▶ [Aim of the exercise]:
All lines featuring the string "Temperature" are to be listed.

[start of Information supplied]

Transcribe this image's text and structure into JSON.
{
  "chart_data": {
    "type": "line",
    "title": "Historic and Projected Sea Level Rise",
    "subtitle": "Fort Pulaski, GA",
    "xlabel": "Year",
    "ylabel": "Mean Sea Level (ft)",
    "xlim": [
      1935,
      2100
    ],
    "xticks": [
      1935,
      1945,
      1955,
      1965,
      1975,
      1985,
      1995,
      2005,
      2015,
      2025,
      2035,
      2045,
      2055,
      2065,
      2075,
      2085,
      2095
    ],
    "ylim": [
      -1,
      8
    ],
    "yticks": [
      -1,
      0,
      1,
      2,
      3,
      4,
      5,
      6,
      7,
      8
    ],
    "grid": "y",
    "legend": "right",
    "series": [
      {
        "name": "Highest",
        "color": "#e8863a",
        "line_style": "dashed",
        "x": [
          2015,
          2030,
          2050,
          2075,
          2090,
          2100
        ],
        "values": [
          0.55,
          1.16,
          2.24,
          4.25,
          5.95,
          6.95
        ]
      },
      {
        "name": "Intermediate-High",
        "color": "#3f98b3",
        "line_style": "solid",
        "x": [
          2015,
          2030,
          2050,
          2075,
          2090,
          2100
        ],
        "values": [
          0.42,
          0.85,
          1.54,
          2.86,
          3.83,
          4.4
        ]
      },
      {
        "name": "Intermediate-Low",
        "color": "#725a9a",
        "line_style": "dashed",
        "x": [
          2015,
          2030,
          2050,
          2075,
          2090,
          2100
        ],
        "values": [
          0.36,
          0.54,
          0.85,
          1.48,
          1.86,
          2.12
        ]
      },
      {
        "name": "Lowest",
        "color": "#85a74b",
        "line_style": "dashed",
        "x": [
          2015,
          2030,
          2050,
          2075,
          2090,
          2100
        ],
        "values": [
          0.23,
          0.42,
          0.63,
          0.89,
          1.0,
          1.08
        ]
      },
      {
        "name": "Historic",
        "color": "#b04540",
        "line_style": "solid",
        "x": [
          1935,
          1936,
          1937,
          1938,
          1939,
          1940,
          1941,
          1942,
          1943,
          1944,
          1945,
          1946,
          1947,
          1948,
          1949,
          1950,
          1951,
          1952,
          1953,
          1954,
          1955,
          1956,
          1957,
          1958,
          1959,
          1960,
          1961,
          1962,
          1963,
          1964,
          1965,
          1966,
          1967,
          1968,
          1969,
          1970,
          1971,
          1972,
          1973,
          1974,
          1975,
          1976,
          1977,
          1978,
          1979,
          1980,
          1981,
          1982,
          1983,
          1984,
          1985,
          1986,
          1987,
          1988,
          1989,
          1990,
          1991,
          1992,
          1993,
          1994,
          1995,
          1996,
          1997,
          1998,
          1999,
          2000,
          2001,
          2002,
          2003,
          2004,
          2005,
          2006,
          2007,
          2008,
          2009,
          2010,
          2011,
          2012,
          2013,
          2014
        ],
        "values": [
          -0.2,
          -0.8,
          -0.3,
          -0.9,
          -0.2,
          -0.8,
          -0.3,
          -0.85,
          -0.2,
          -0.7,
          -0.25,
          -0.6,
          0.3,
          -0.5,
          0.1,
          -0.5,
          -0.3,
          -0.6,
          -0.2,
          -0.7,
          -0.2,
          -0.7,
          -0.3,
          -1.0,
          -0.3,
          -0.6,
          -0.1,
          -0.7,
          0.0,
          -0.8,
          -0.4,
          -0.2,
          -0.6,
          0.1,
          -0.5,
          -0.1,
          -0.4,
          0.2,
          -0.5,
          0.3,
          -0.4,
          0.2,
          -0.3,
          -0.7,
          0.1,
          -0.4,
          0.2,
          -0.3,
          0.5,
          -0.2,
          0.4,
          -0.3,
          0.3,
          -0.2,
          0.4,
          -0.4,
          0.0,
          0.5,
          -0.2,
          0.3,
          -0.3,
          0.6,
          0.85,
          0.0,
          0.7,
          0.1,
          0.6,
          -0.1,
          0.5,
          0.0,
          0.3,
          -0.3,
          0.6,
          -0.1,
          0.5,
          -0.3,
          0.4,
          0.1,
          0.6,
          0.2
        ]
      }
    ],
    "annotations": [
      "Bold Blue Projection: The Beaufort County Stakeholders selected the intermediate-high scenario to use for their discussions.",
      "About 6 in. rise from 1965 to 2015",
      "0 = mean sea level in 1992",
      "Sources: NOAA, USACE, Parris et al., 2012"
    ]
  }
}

[end of Information supplied]
[start of Information supplied]

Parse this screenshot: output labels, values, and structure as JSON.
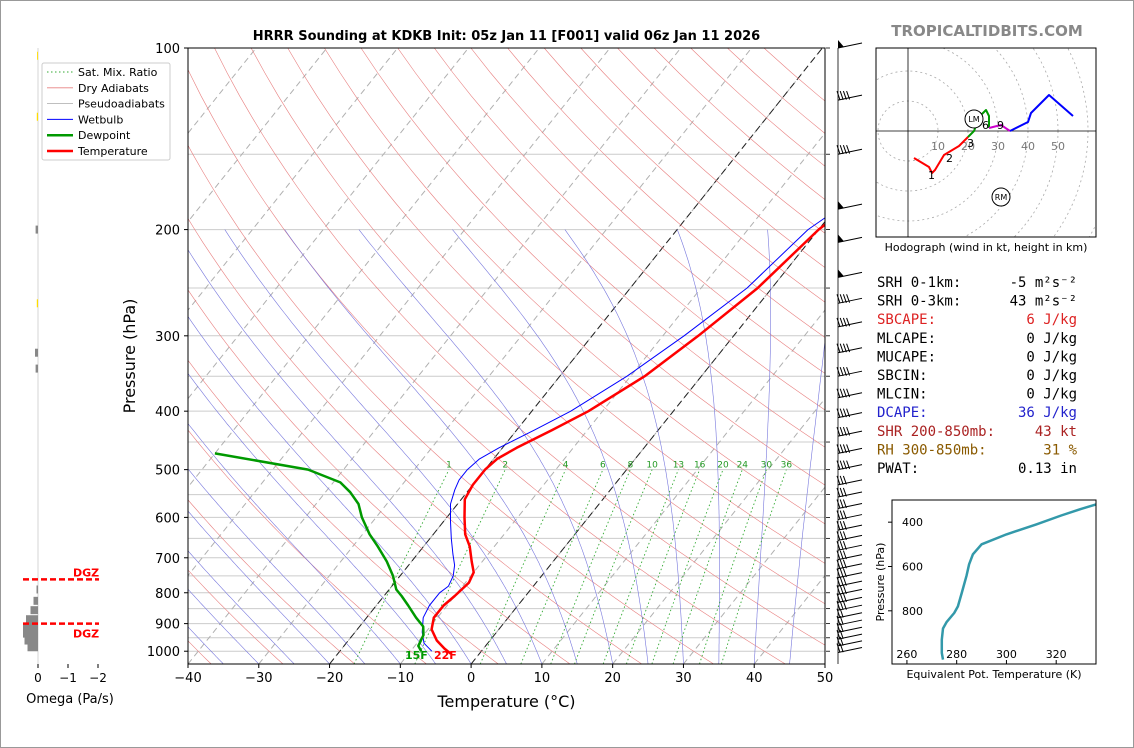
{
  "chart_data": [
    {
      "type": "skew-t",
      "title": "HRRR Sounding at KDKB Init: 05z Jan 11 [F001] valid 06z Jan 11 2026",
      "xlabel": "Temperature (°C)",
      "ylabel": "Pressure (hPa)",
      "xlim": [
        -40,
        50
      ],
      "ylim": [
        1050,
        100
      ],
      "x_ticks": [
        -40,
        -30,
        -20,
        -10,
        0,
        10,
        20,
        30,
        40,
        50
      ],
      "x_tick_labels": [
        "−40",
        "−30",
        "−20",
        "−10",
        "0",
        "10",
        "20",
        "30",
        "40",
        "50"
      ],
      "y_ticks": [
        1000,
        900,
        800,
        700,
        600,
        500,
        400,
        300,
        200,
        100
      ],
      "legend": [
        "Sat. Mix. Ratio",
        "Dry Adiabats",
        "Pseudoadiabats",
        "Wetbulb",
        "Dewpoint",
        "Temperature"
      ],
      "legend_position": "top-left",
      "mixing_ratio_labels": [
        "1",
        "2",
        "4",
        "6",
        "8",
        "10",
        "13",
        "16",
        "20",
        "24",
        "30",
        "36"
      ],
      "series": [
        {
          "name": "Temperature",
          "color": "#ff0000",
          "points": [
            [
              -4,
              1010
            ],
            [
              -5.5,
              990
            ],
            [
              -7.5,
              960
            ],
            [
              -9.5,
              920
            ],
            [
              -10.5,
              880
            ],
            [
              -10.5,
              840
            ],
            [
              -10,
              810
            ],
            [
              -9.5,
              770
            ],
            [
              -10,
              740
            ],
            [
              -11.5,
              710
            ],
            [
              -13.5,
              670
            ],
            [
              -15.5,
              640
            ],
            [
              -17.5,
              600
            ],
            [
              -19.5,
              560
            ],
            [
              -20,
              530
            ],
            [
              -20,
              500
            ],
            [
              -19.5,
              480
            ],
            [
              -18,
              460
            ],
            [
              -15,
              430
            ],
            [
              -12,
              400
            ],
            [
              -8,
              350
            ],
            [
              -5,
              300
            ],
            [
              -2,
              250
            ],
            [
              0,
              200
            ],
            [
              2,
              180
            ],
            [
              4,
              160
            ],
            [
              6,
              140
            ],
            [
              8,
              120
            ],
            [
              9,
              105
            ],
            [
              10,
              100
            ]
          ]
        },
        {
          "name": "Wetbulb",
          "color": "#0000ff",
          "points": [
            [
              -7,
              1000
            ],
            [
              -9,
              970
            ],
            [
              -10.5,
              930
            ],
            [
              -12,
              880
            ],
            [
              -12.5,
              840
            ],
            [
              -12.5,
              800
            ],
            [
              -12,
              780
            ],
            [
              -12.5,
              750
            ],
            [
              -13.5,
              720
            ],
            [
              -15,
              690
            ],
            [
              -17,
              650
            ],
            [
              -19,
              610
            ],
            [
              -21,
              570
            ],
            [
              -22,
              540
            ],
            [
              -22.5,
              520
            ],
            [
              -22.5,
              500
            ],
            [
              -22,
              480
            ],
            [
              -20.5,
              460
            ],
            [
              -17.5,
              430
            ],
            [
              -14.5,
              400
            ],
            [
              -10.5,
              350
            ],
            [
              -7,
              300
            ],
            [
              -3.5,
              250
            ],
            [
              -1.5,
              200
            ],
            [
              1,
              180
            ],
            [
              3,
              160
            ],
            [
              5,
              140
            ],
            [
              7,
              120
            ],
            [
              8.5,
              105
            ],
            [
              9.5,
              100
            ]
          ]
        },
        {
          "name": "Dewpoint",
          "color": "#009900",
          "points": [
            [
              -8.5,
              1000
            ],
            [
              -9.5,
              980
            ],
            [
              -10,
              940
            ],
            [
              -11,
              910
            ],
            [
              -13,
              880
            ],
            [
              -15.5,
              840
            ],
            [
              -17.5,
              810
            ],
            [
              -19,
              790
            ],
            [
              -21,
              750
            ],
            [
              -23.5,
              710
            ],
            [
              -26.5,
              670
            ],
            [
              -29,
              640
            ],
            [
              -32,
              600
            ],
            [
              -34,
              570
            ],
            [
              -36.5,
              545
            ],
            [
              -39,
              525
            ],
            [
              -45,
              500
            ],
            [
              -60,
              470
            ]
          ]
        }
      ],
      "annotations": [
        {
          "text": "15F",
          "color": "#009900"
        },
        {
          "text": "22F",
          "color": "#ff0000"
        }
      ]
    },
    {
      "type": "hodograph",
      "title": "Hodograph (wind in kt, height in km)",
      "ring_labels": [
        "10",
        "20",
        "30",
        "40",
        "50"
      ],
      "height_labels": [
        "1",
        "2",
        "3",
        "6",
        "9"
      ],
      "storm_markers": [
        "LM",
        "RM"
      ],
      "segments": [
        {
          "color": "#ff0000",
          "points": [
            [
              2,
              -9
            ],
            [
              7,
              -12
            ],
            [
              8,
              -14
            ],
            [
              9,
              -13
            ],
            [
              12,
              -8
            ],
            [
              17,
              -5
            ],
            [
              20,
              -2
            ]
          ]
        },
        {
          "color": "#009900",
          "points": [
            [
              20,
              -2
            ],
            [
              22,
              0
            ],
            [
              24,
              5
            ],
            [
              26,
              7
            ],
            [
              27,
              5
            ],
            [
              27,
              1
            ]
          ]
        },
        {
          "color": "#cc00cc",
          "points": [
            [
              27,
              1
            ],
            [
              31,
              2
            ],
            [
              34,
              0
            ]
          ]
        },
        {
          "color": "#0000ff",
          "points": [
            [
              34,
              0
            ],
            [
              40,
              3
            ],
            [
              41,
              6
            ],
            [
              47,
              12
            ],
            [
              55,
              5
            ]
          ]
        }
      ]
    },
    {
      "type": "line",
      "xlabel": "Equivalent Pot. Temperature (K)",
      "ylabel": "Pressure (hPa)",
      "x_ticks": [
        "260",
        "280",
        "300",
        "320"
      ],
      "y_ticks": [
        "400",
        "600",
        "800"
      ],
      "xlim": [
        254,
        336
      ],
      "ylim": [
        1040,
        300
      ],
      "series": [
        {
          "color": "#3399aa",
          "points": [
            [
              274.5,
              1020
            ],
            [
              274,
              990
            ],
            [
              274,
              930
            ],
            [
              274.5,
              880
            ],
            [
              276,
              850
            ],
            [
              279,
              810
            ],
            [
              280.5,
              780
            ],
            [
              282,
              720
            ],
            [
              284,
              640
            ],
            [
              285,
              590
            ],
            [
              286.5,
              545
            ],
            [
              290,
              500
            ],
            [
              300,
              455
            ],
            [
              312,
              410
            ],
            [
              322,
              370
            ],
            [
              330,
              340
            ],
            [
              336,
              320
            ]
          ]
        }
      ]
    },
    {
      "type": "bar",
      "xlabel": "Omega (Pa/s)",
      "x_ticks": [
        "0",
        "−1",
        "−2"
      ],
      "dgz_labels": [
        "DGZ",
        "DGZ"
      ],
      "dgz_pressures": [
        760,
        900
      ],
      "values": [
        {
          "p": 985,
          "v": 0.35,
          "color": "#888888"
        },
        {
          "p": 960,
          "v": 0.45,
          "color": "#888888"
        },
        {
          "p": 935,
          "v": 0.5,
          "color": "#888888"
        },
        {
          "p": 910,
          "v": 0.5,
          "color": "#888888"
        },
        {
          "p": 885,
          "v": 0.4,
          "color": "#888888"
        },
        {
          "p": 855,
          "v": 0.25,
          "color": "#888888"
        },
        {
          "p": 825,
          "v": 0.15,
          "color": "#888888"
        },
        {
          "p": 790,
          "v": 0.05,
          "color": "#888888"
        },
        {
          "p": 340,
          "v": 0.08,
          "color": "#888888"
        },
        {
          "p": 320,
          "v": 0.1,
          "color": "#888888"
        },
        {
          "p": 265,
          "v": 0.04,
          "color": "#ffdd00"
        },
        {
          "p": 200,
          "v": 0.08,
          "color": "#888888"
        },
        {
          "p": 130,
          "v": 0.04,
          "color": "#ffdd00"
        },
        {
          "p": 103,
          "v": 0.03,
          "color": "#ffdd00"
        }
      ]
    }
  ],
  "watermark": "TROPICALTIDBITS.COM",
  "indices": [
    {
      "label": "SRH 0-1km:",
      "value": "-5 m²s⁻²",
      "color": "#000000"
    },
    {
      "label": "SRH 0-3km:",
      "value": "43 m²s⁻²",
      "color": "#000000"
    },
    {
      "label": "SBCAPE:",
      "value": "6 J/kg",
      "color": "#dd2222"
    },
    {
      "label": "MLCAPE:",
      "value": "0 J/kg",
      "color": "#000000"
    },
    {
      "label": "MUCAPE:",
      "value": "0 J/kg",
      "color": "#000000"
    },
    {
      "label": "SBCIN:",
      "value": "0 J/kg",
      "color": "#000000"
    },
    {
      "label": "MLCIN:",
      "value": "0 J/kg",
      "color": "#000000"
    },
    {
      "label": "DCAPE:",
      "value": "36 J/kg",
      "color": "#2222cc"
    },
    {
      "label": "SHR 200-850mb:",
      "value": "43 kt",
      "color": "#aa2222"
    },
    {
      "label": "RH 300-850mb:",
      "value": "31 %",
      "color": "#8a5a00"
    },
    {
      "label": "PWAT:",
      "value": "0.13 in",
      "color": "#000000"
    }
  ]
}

[end of Information supplied]
[start of Information supplied]

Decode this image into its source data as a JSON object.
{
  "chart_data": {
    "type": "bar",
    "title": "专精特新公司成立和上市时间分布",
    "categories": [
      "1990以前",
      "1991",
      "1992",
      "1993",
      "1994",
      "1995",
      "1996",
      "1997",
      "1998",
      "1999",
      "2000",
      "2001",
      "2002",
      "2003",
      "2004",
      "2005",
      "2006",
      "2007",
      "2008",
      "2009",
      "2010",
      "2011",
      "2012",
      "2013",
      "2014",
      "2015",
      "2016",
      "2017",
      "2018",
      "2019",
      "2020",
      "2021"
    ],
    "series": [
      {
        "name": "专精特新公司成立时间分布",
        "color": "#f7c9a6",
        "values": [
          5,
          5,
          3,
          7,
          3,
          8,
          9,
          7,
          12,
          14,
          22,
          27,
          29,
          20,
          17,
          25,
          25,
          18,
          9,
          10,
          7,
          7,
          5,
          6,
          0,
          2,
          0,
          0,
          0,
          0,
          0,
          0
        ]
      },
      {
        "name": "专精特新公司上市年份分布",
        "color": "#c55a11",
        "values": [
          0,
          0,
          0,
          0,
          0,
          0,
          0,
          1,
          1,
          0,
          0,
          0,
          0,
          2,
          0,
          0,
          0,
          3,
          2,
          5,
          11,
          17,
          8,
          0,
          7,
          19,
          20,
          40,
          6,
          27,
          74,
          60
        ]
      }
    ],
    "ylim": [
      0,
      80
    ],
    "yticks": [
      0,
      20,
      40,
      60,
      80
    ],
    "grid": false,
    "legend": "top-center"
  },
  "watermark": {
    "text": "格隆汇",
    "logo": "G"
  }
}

[end of Information supplied]

▶ [Result below]:
      "xlabel": "Temperature (°C)",
        "Temperature"
          "name": "Temperature",
      "xlabel": "Equivalent Pot. Temperature (K)",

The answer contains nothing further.